__Data supplied__.
====

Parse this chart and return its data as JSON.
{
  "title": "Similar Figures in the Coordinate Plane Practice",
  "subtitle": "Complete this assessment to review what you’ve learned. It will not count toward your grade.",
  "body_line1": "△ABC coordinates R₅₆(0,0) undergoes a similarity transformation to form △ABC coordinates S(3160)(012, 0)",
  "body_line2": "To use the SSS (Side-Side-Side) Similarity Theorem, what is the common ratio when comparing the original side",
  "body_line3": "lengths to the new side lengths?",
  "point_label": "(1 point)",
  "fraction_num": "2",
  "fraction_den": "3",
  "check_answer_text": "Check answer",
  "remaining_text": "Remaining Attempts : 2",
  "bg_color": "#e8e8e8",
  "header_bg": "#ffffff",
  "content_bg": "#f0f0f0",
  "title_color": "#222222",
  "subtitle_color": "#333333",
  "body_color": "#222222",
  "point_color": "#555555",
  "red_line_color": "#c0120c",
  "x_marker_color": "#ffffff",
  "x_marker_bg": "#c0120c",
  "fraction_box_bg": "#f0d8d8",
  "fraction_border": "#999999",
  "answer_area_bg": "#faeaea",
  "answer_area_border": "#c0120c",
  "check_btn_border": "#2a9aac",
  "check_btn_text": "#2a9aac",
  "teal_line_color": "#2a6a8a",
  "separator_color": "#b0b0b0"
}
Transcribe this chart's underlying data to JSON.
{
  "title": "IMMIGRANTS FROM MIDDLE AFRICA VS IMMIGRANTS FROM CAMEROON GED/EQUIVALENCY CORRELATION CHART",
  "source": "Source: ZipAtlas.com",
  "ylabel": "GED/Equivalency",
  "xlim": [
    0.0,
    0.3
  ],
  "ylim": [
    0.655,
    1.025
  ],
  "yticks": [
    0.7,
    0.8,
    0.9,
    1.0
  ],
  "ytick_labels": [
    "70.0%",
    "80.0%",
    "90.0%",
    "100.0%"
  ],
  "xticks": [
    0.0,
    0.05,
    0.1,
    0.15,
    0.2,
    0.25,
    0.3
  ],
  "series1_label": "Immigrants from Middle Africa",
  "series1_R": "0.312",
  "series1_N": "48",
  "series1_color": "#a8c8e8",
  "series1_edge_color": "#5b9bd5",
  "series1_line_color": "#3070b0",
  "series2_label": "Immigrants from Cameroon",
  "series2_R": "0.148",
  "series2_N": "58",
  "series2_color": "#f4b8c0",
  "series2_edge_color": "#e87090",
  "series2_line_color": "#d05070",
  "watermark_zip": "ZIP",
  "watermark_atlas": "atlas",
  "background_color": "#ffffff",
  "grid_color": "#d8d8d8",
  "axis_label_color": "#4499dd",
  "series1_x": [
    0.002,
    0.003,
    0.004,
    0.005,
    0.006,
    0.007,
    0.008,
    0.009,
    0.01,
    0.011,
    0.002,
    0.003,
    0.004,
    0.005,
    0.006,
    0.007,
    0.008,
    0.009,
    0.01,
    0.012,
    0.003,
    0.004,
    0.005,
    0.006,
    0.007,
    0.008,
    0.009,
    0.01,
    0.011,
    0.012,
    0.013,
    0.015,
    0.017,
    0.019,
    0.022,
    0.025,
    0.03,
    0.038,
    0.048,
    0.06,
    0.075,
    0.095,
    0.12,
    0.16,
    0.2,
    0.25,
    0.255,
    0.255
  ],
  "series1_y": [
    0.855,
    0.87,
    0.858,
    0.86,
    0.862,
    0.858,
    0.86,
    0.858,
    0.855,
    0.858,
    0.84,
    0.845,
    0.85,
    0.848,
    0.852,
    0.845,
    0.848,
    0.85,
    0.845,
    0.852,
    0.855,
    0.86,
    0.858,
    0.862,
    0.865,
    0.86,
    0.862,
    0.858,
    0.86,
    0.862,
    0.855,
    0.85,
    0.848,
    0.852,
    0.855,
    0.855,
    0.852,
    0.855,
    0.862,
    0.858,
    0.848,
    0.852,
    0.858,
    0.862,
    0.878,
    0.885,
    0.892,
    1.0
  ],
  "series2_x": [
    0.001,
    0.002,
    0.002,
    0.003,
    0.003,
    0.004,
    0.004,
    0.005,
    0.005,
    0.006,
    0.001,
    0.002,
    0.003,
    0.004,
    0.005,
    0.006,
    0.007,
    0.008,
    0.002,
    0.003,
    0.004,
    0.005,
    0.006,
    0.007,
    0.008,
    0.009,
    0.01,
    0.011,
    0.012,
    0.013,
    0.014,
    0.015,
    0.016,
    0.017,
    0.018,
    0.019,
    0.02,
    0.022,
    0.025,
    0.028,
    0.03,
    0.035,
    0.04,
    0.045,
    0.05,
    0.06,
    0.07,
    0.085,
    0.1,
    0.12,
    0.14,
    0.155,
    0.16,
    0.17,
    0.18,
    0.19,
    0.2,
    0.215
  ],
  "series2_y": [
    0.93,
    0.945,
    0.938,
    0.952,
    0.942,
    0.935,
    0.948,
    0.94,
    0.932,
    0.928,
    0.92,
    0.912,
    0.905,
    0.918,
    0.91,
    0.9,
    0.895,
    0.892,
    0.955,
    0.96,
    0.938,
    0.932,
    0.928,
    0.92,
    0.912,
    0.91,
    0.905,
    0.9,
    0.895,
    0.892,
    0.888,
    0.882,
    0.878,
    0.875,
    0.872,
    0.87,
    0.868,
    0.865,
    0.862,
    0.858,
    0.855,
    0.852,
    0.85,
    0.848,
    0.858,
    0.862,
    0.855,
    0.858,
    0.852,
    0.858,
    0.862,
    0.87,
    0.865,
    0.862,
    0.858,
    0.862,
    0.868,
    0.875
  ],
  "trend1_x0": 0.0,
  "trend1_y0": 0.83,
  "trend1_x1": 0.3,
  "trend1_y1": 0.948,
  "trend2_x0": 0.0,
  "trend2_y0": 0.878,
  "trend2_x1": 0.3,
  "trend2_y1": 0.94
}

====

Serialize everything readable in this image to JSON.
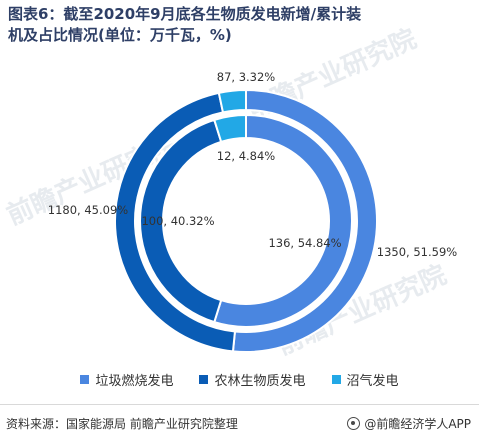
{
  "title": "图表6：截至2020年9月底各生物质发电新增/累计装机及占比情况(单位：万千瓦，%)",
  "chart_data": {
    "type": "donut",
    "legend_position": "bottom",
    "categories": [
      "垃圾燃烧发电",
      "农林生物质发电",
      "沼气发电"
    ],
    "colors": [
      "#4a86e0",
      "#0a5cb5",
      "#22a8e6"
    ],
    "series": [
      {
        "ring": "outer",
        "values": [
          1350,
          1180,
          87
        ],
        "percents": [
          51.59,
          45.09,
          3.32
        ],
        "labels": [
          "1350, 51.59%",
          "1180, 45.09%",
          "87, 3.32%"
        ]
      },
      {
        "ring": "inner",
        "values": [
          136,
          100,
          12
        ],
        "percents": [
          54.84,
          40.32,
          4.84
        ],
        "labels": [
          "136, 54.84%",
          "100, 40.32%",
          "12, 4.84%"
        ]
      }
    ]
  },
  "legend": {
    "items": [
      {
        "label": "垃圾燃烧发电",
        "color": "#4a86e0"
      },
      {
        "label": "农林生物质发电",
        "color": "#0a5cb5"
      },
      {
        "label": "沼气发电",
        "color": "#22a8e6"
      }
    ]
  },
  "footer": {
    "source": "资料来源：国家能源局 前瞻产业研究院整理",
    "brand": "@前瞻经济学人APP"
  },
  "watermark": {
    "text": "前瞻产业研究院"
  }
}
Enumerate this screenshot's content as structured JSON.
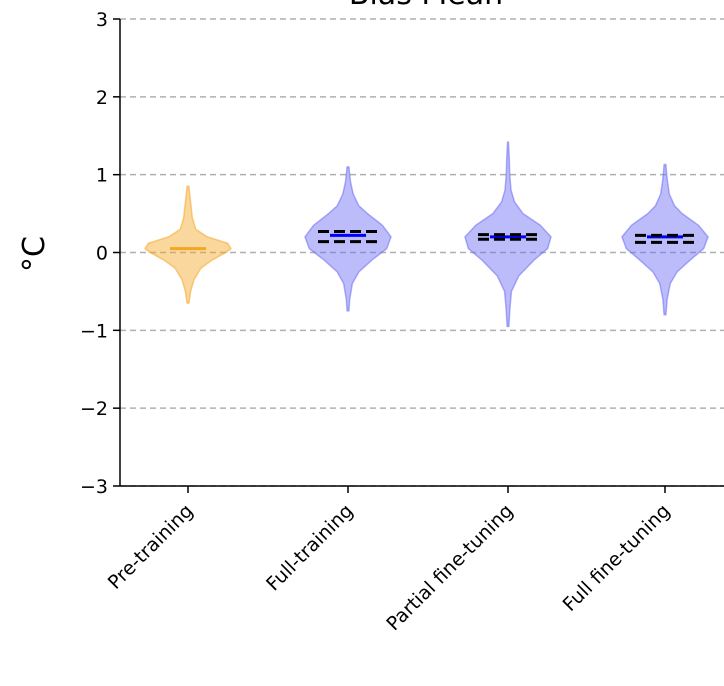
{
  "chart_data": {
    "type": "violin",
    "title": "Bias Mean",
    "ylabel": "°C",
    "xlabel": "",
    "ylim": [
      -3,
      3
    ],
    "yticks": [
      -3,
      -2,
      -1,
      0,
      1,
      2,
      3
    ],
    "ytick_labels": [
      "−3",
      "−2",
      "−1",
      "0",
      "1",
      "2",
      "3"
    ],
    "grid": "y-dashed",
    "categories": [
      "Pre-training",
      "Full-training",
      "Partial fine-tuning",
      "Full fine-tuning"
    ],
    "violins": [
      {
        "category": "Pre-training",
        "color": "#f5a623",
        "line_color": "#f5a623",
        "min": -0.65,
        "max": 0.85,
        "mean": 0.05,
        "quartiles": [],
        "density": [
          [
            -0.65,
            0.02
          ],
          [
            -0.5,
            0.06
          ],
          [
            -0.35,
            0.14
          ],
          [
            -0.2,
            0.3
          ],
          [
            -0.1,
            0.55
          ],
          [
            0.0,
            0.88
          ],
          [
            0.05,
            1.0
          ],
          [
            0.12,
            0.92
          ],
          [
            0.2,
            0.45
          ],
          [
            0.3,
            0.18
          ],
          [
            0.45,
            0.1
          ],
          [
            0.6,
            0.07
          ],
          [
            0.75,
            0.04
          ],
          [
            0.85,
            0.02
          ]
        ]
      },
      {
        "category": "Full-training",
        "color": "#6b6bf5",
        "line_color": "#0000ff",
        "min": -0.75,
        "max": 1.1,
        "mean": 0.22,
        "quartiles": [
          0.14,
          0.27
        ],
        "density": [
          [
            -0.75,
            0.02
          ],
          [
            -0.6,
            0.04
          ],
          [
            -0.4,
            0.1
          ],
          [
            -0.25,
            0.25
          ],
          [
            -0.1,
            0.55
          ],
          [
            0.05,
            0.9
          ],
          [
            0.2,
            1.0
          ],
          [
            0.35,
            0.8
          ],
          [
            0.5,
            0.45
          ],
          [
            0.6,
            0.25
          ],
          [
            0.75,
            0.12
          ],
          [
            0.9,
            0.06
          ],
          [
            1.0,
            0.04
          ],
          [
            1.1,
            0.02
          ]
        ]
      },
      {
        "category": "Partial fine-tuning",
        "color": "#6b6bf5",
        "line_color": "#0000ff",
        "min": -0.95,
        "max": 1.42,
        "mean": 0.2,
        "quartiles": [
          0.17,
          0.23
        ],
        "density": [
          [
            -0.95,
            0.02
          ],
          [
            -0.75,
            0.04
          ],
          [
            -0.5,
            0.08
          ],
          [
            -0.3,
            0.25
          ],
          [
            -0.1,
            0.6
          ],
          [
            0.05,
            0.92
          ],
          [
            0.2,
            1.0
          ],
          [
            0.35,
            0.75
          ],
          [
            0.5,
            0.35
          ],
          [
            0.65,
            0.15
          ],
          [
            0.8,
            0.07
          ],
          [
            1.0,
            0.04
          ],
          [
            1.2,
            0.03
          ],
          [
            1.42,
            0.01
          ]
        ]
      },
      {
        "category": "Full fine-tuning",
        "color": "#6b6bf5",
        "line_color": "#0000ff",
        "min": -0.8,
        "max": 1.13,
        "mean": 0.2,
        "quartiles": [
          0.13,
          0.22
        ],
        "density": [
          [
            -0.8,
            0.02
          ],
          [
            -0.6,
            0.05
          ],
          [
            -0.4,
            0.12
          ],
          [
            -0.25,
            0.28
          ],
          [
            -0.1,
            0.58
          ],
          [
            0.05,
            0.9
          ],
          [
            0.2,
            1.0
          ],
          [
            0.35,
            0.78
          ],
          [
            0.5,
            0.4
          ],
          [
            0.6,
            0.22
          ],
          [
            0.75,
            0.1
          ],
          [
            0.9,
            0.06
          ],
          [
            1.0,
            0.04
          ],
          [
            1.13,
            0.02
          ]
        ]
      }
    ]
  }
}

====

__Directions__. Return every line from the records above that holds the word "fine".

__Result__.
      "Partial fine-tuning",
      "Full fine-tuning"
        "category": "Partial fine-tuning",
        "category": "Full fine-tuning",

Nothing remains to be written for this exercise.